• _INSTRUCTION_
Beneath this task is a listing. State how many of its lines include the string "text", giving nothing but the number.

Saved entries

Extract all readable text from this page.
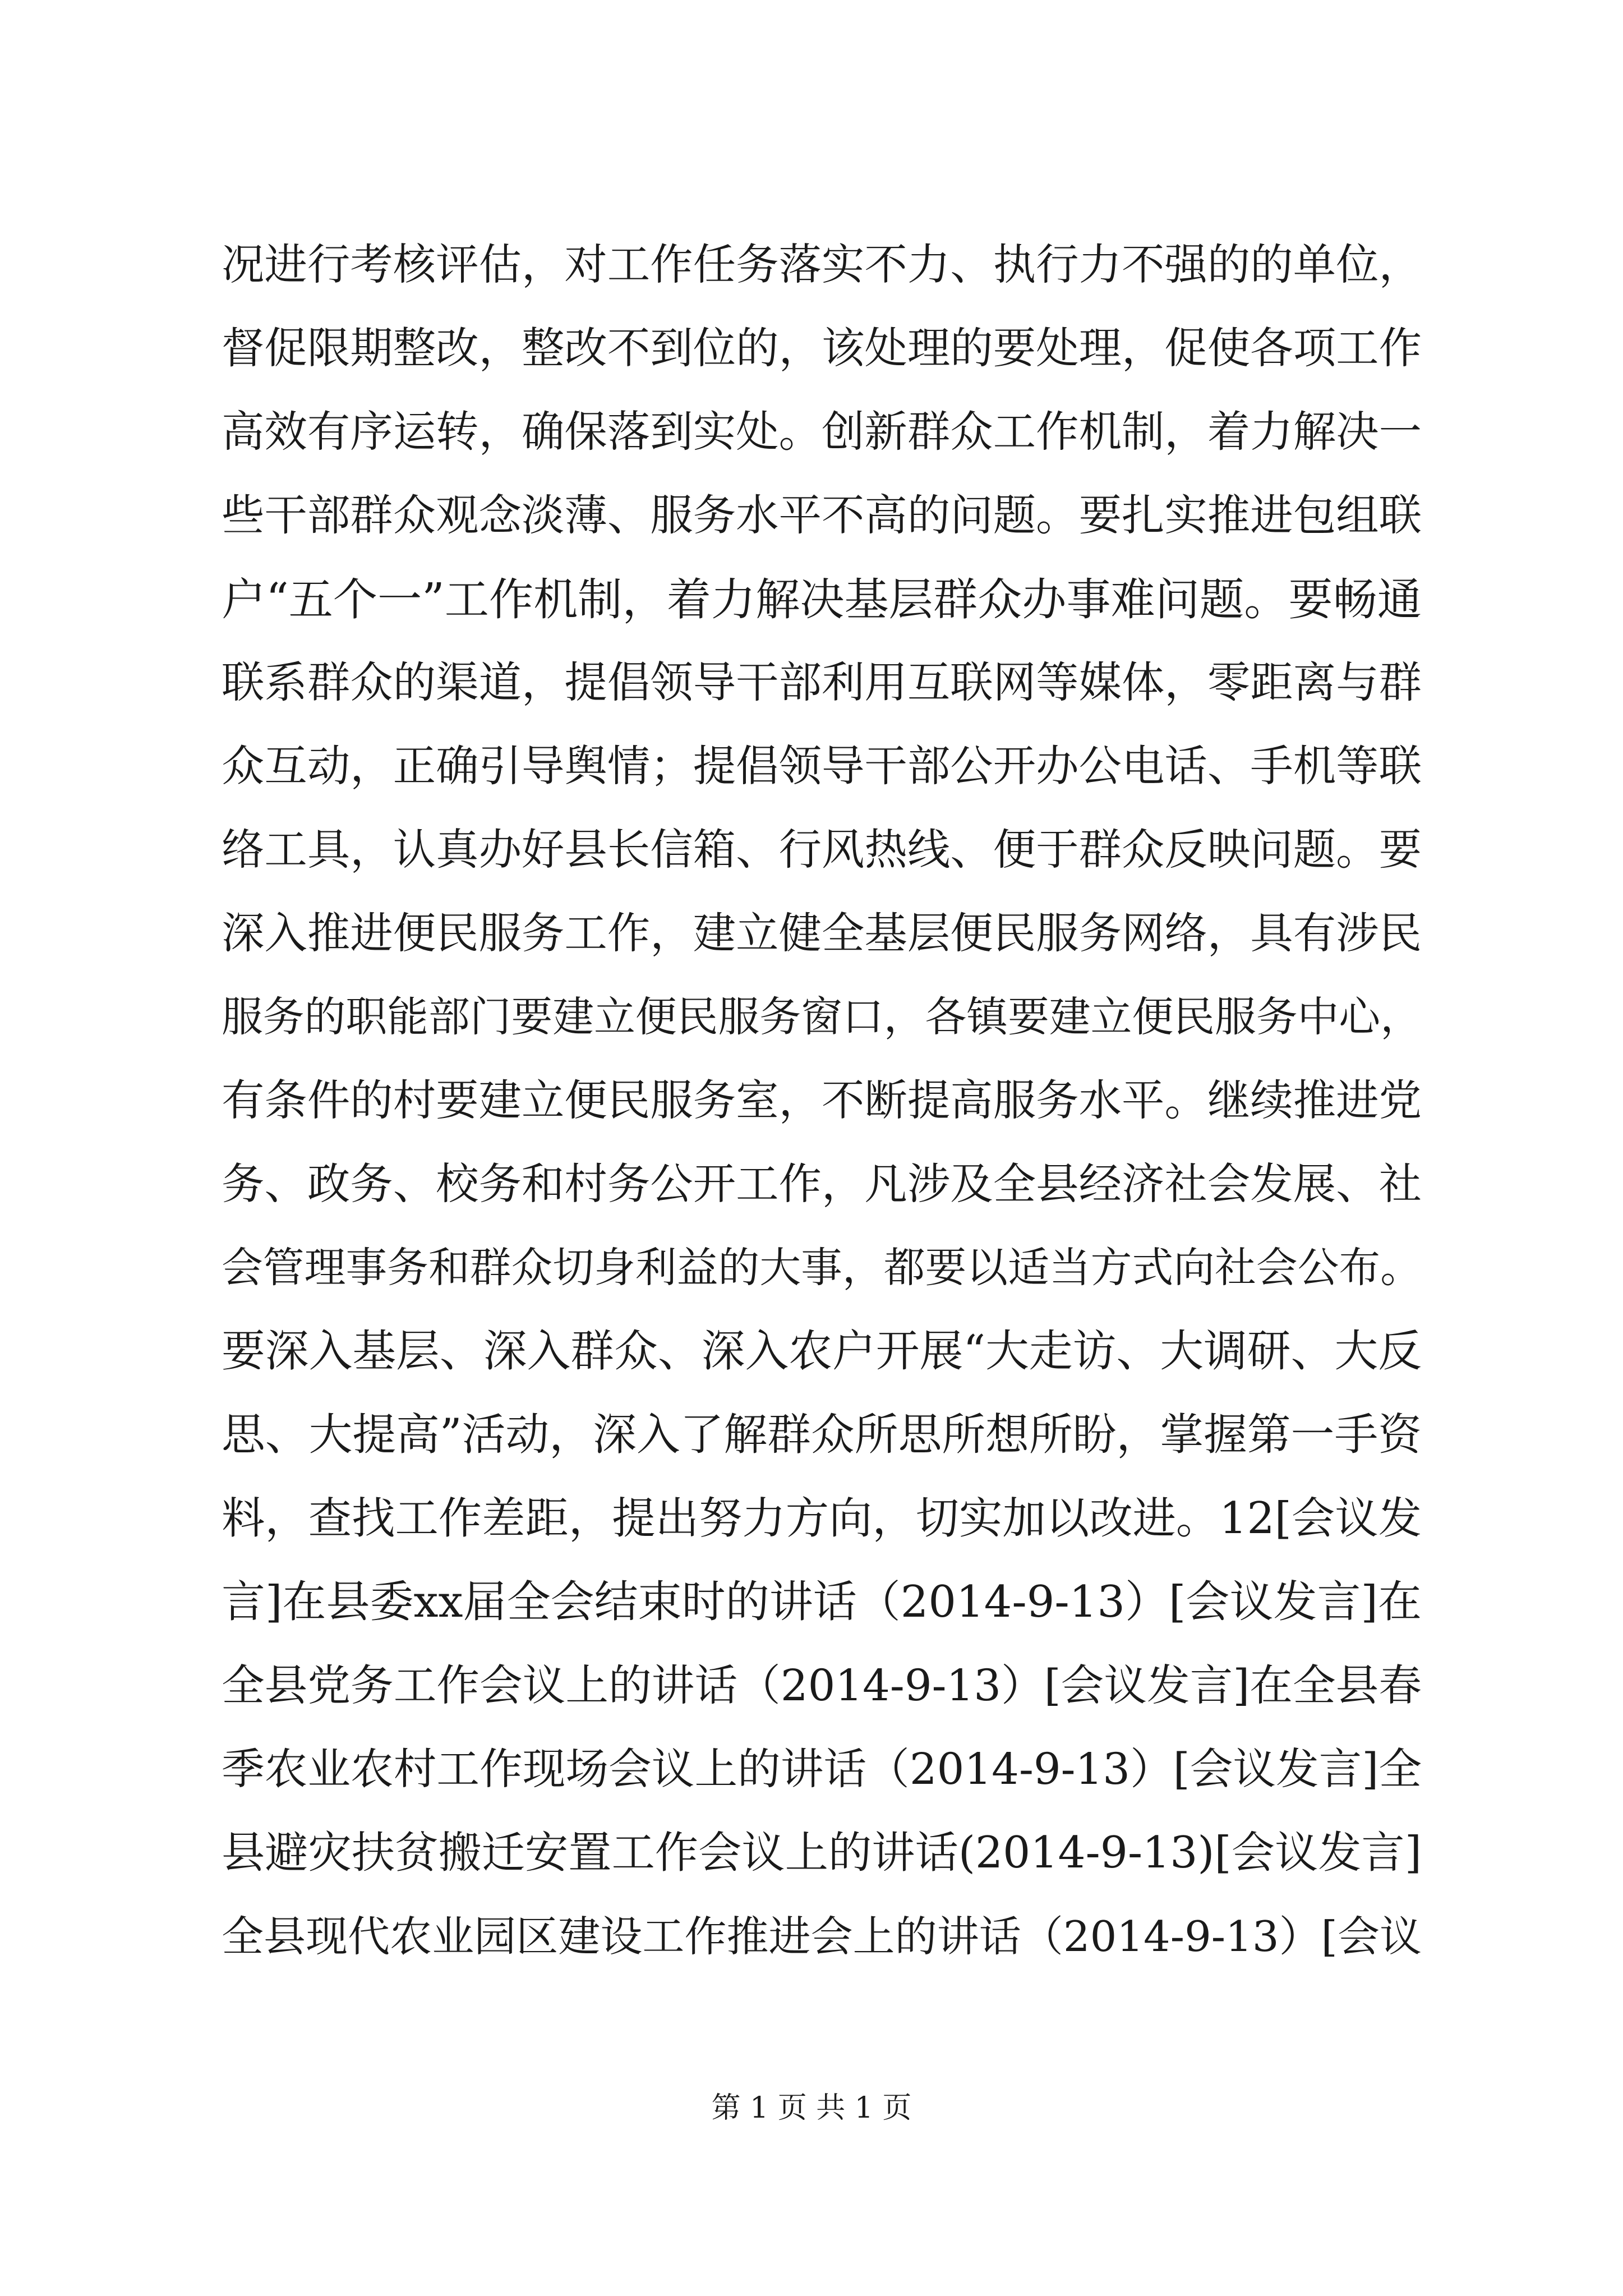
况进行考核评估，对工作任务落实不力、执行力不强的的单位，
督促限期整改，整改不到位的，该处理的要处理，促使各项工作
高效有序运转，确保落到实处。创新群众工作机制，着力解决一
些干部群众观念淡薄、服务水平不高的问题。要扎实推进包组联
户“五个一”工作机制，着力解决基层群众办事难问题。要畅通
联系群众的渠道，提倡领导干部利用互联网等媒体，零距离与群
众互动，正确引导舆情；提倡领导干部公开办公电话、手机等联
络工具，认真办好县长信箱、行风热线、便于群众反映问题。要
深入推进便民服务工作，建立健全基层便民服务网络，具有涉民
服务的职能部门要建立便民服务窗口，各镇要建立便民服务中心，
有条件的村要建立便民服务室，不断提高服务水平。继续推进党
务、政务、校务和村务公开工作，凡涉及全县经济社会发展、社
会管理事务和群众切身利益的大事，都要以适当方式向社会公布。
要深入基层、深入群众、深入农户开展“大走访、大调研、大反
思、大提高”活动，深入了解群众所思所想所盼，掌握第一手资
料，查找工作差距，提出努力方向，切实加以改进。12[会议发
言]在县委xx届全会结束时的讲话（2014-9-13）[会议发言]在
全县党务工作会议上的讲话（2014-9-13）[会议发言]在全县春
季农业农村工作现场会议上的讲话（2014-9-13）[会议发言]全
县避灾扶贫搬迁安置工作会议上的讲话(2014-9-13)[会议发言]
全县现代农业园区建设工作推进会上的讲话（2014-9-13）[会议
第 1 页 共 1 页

==

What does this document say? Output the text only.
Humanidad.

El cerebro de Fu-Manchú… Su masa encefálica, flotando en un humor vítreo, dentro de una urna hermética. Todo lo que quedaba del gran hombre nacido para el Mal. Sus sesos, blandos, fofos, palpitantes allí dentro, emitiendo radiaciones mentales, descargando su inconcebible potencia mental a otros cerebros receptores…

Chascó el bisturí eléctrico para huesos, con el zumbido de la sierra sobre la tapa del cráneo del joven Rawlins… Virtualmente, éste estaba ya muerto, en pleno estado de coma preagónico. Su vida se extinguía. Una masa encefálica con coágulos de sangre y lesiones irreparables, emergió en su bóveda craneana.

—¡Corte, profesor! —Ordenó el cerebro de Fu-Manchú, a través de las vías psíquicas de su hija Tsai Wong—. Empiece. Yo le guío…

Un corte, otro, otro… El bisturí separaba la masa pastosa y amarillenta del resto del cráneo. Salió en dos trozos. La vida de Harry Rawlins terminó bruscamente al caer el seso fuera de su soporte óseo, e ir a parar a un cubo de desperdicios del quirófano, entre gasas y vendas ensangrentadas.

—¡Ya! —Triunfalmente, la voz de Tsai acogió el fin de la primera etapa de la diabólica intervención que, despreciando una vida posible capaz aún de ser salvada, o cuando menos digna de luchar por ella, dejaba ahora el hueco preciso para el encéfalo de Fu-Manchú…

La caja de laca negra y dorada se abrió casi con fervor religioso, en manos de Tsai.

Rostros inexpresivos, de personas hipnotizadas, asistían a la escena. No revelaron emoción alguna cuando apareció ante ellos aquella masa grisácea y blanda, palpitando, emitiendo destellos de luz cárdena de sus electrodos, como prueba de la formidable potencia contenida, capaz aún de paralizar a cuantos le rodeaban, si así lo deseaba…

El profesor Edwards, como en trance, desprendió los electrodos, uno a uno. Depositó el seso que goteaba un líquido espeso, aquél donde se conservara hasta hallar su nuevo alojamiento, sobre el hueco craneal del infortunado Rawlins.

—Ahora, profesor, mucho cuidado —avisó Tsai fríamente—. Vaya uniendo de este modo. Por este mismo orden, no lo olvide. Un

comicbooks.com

• _RESULT OF THE TASK_
2